EXERCISE AIM — Could you print every record below exactly as it appears?

* Start SOURCE RECORDS *

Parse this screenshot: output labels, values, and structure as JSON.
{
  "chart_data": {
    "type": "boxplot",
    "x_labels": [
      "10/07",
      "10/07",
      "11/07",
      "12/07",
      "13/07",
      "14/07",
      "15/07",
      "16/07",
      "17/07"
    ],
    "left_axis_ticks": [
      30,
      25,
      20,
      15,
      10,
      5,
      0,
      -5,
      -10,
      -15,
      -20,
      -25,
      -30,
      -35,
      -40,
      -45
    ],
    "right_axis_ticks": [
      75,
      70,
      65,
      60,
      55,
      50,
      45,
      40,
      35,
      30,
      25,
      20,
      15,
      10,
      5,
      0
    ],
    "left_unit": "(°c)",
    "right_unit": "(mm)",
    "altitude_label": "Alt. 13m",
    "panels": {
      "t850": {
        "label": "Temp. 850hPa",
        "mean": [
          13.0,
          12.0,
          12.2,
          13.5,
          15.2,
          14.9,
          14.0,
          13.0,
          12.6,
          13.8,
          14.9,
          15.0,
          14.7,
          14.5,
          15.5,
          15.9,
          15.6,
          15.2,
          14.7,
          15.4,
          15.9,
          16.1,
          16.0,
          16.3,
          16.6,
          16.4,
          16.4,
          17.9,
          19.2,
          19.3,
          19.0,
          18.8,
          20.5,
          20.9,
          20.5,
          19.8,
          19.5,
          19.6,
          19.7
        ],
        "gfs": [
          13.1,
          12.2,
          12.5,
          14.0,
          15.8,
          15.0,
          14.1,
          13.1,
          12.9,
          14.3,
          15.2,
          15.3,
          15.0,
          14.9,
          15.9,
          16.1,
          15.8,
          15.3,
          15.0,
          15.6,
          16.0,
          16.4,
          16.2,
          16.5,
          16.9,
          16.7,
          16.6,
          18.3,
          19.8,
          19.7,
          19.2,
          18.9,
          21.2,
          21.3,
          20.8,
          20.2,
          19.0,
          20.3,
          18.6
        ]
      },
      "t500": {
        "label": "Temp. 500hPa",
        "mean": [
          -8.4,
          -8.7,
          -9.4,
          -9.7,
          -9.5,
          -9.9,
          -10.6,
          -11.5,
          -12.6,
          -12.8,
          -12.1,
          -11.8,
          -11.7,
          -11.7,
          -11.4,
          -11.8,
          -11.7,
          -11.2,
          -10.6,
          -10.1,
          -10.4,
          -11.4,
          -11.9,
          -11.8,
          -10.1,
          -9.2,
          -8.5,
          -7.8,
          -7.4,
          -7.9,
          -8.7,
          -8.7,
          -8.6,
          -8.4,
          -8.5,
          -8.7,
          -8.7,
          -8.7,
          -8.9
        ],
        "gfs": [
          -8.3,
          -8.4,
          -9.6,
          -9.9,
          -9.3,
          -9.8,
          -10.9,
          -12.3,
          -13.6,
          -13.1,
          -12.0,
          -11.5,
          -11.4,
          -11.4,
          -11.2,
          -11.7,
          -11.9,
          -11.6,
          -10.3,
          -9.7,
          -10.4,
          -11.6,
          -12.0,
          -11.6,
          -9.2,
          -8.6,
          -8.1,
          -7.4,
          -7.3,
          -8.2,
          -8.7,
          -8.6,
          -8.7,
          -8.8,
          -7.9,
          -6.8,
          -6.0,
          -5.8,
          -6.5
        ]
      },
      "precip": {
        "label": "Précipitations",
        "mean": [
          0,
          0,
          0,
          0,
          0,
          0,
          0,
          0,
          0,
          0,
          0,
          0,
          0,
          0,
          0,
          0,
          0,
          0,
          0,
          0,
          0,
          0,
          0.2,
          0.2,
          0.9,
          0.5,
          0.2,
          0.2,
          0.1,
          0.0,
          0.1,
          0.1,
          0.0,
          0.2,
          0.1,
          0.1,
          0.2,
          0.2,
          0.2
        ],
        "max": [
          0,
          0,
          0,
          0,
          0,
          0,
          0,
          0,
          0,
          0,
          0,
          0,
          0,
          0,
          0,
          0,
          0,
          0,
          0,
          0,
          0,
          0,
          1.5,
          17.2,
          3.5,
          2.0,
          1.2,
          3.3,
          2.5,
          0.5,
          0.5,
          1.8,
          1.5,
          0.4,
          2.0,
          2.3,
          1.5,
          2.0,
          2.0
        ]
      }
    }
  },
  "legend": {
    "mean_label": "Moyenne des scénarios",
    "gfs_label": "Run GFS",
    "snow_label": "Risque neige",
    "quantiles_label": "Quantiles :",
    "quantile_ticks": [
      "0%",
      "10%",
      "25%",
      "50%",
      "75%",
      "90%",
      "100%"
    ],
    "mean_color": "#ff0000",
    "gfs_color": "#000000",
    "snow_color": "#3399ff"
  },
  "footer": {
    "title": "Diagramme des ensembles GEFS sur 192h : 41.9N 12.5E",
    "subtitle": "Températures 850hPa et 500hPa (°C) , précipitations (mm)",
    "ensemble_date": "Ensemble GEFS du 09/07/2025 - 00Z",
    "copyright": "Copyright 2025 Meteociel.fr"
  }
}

* End SOURCE RECORDS *

RESULT OF THE TASK —
Parse this screenshot: output labels, values, and structure as JSON.
{
  "chart_data": {
    "type": "boxplot",
    "x_labels": [
      "10/07",
      "10/07",
      "11/07",
      "12/07",
      "13/07",
      "14/07",
      "15/07",
      "16/07",
      "17/07"
    ],
    "left_axis_ticks": [
      30,
      25,
      20,
      15,
      10,
      5,
      0,
      -5,
      -10,
      -15,
      -20,
      -25,
      -30,
      -35,
      -40,
      -45
    ],
    "right_axis_ticks": [
      75,
      70,
      65,
      60,
      55,
      50,
      45,
      40,
      35,
      30,
      25,
      20,
      15,
      10,
      5,
      0
    ],
    "left_unit": "(°c)",
    "right_unit": "(mm)",
    "altitude_label": "Alt. 13m",
    "panels": {
      "t850": {
        "label": "Temp. 850hPa",
        "mean": [
          13.0,
          12.0,
          12.2,
          13.5,
          15.2,
          14.9,
          14.0,
          13.0,
          12.6,
          13.8,
          14.9,
          15.0,
          14.7,
          14.5,
          15.5,
          15.9,
          15.6,
          15.2,
          14.7,
          15.4,
          15.9,
          16.1,
          16.0,
          16.3,
          16.6,
          16.4,
          16.4,
          17.9,
          19.2,
          19.3,
          19.0,
          18.8,
          20.5,
          20.9,
          20.5,
          19.8,
          19.5,
          19.6,
          19.7
        ],
        "gfs": [
          13.1,
          12.2,
          12.5,
          14.0,
          15.8,
          15.0,
          14.1,
          13.1,
          12.9,
          14.3,
          15.2,
          15.3,
          15.0,
          14.9,
          15.9,
          16.1,
          15.8,
          15.3,
          15.0,
          15.6,
          16.0,
          16.4,
          16.2,
          16.5,
          16.9,
          16.7,
          16.6,
          18.3,
          19.8,
          19.7,
          19.2,
          18.9,
          21.2,
          21.3,
          20.8,
          20.2,
          19.0,
          20.3,
          18.6
        ]
      },
      "t500": {
        "label": "Temp. 500hPa",
        "mean": [
          -8.4,
          -8.7,
          -9.4,
          -9.7,
          -9.5,
          -9.9,
          -10.6,
          -11.5,
          -12.6,
          -12.8,
          -12.1,
          -11.8,
          -11.7,
          -11.7,
          -11.4,
          -11.8,
          -11.7,
          -11.2,
          -10.6,
          -10.1,
          -10.4,
          -11.4,
          -11.9,
          -11.8,
          -10.1,
          -9.2,
          -8.5,
          -7.8,
          -7.4,
          -7.9,
          -8.7,
          -8.7,
          -8.6,
          -8.4,
          -8.5,
          -8.7,
          -8.7,
          -8.7,
          -8.9
        ],
        "gfs": [
          -8.3,
          -8.4,
          -9.6,
          -9.9,
          -9.3,
          -9.8,
          -10.9,
          -12.3,
          -13.6,
          -13.1,
          -12.0,
          -11.5,
          -11.4,
          -11.4,
          -11.2,
          -11.7,
          -11.9,
          -11.6,
          -10.3,
          -9.7,
          -10.4,
          -11.6,
          -12.0,
          -11.6,
          -9.2,
          -8.6,
          -8.1,
          -7.4,
          -7.3,
          -8.2,
          -8.7,
          -8.6,
          -8.7,
          -8.8,
          -7.9,
          -6.8,
          -6.0,
          -5.8,
          -6.5
        ]
      },
      "precip": {
        "label": "Précipitations",
        "mean": [
          0,
          0,
          0,
          0,
          0,
          0,
          0,
          0,
          0,
          0,
          0,
          0,
          0,
          0,
          0,
          0,
          0,
          0,
          0,
          0,
          0,
          0,
          0.2,
          0.2,
          0.9,
          0.5,
          0.2,
          0.2,
          0.1,
          0.0,
          0.1,
          0.1,
          0.0,
          0.2,
          0.1,
          0.1,
          0.2,
          0.2,
          0.2
        ],
        "max": [
          0,
          0,
          0,
          0,
          0,
          0,
          0,
          0,
          0,
          0,
          0,
          0,
          0,
          0,
          0,
          0,
          0,
          0,
          0,
          0,
          0,
          0,
          1.5,
          17.2,
          3.5,
          2.0,
          1.2,
          3.3,
          2.5,
          0.5,
          0.5,
          1.8,
          1.5,
          0.4,
          2.0,
          2.3,
          1.5,
          2.0,
          2.0
        ]
      }
    }
  },
  "legend": {
    "mean_label": "Moyenne des scénarios",
    "gfs_label": "Run GFS",
    "snow_label": "Risque neige",
    "quantiles_label": "Quantiles :",
    "quantile_ticks": [
      "0%",
      "10%",
      "25%",
      "50%",
      "75%",
      "90%",
      "100%"
    ],
    "mean_color": "#ff0000",
    "gfs_color": "#000000",
    "snow_color": "#3399ff"
  },
  "footer": {
    "title": "Diagramme des ensembles GEFS sur 192h : 41.9N 12.5E",
    "subtitle": "Températures 850hPa et 500hPa (°C) , précipitations (mm)",
    "ensemble_date": "Ensemble GEFS du 09/07/2025 - 00Z",
    "copyright": "Copyright 2025 Meteociel.fr"
  }
}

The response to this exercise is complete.